● **WHAT THE EXERCISE ASKS**
Copy out each line that mentions the word "this".

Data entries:
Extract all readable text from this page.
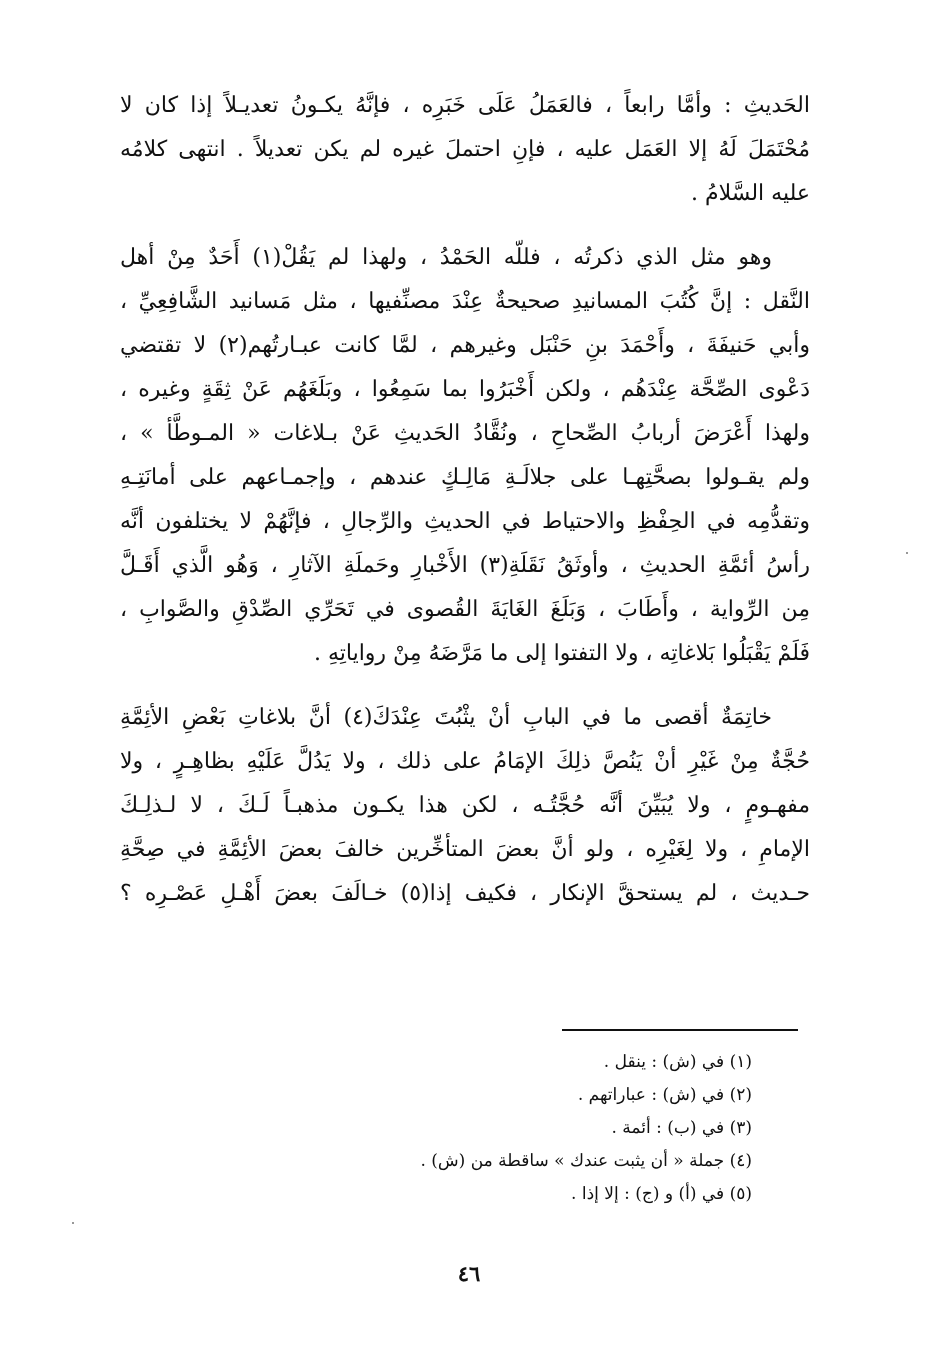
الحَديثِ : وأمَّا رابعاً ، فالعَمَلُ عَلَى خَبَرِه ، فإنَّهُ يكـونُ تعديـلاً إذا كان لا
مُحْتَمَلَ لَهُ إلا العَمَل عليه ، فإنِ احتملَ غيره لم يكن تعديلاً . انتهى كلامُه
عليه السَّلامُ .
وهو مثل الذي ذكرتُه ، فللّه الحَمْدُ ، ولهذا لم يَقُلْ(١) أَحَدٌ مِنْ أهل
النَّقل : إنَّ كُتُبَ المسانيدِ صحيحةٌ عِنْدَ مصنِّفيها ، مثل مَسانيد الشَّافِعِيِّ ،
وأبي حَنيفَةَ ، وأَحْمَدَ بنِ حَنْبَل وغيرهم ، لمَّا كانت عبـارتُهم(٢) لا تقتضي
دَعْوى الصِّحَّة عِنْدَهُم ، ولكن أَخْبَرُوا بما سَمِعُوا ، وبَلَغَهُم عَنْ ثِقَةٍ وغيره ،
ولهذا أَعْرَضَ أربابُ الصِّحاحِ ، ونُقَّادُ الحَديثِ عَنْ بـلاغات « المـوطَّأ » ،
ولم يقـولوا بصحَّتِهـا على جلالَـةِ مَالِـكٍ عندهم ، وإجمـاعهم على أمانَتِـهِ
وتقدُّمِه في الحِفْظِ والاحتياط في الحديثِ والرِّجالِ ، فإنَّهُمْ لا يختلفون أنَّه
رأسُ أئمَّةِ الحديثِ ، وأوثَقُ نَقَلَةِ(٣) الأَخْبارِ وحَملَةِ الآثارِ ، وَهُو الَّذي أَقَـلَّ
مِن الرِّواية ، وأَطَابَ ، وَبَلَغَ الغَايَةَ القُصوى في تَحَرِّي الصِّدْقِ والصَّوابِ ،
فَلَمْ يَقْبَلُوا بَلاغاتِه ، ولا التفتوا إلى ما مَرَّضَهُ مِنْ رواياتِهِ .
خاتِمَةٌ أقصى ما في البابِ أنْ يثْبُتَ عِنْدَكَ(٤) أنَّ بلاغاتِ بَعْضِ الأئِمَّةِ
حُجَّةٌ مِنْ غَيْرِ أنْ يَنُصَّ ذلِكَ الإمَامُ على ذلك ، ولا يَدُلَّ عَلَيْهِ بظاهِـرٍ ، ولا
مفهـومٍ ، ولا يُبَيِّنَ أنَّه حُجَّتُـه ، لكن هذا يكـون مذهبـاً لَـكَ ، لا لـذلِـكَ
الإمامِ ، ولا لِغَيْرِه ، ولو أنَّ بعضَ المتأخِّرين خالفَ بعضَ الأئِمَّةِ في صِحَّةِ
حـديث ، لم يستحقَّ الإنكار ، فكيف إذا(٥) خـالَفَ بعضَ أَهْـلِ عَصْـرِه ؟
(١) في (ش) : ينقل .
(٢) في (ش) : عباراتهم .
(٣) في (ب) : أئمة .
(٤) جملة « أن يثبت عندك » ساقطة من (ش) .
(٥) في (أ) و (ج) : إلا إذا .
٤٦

* * *

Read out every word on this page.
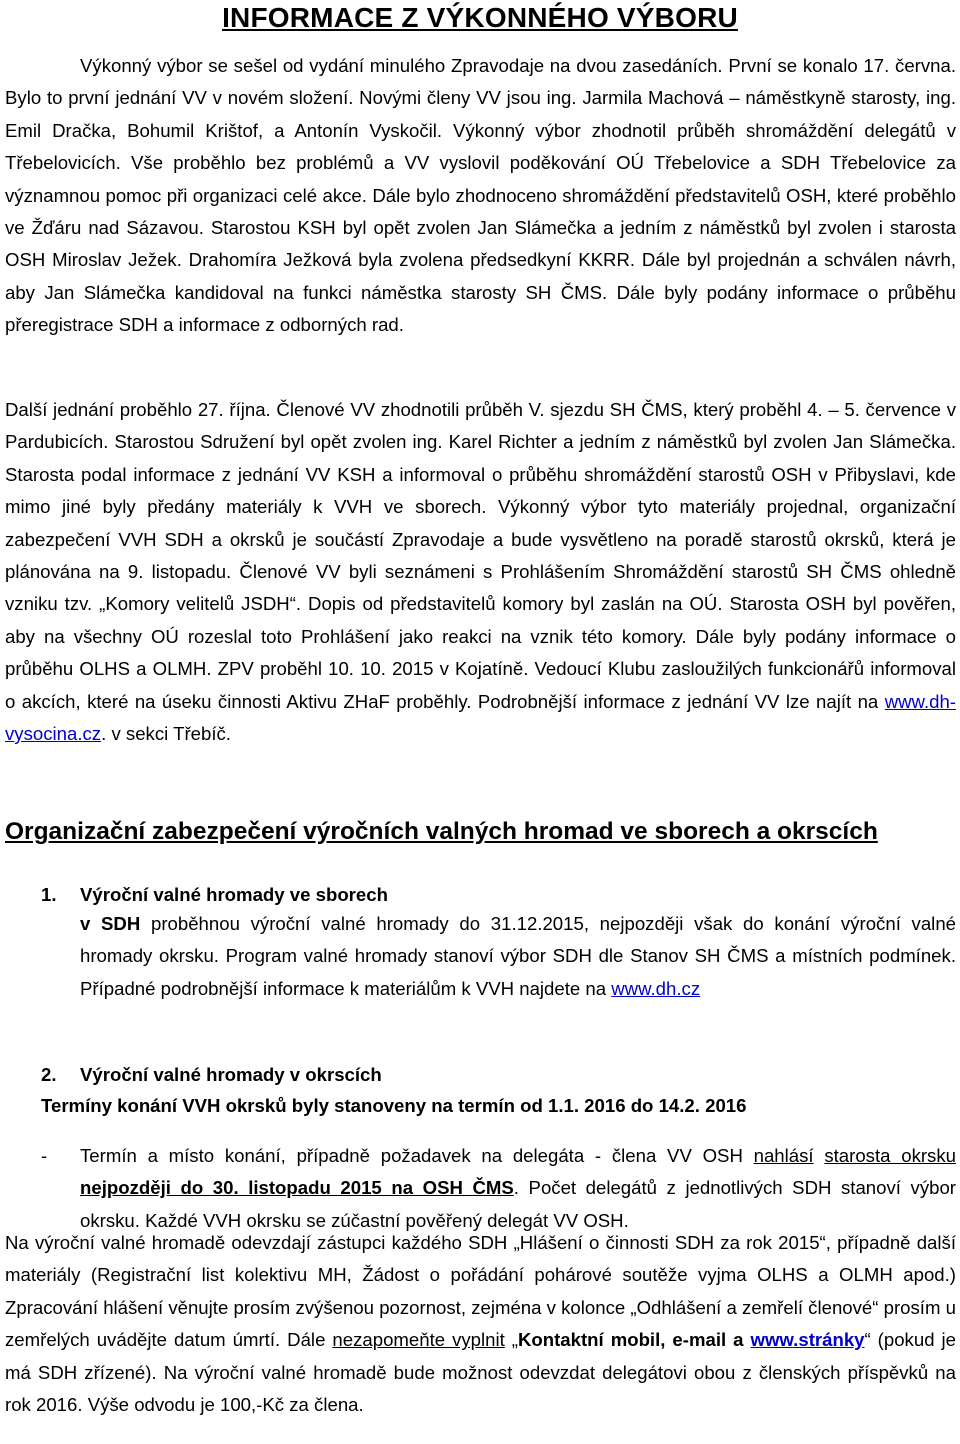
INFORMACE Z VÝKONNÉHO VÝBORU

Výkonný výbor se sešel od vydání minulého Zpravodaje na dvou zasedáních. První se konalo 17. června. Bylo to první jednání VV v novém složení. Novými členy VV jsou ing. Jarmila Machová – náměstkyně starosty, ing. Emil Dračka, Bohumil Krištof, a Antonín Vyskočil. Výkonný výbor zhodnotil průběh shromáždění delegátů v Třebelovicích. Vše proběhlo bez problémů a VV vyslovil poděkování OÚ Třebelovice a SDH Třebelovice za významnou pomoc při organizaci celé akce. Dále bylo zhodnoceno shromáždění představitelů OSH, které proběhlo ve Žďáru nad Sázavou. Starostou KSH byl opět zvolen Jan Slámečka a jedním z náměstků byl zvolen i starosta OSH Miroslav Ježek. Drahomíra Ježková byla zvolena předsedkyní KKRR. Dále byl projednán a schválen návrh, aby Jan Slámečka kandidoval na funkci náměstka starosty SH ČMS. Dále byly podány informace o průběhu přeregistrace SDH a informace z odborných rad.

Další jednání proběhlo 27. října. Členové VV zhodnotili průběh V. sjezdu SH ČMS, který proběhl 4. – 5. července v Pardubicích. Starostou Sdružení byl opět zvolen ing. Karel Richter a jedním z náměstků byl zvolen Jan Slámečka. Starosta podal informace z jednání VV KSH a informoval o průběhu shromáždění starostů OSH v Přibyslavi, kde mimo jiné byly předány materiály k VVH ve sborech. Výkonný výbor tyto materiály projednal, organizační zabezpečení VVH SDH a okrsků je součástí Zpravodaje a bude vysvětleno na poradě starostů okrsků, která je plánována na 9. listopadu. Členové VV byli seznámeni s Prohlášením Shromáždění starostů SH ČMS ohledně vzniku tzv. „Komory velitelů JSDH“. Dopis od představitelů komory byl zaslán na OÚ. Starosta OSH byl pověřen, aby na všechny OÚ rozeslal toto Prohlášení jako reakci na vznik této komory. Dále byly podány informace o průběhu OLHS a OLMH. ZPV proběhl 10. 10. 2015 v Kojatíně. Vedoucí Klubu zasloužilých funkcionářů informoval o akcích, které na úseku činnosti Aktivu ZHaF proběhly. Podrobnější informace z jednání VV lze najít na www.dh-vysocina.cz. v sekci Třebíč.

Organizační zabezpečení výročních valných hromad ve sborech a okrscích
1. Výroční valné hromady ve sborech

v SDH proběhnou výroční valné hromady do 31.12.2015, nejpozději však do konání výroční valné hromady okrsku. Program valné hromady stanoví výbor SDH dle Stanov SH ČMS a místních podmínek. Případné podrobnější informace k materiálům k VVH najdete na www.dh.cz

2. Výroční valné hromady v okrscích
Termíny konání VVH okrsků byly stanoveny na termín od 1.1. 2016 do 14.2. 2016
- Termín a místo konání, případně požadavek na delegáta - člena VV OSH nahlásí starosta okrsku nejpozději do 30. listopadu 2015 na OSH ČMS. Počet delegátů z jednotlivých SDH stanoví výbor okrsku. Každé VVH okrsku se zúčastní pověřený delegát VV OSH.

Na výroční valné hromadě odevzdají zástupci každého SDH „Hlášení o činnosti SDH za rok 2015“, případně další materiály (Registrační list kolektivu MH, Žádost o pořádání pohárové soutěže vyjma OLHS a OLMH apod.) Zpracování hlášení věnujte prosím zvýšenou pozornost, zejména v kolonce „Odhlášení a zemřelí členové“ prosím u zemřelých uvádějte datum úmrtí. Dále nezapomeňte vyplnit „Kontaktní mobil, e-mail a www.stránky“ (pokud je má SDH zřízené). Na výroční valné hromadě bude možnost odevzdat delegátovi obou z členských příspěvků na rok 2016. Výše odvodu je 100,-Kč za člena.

● **TASK RESULT**
Extract all readable text from this page.
Read out every word on this page.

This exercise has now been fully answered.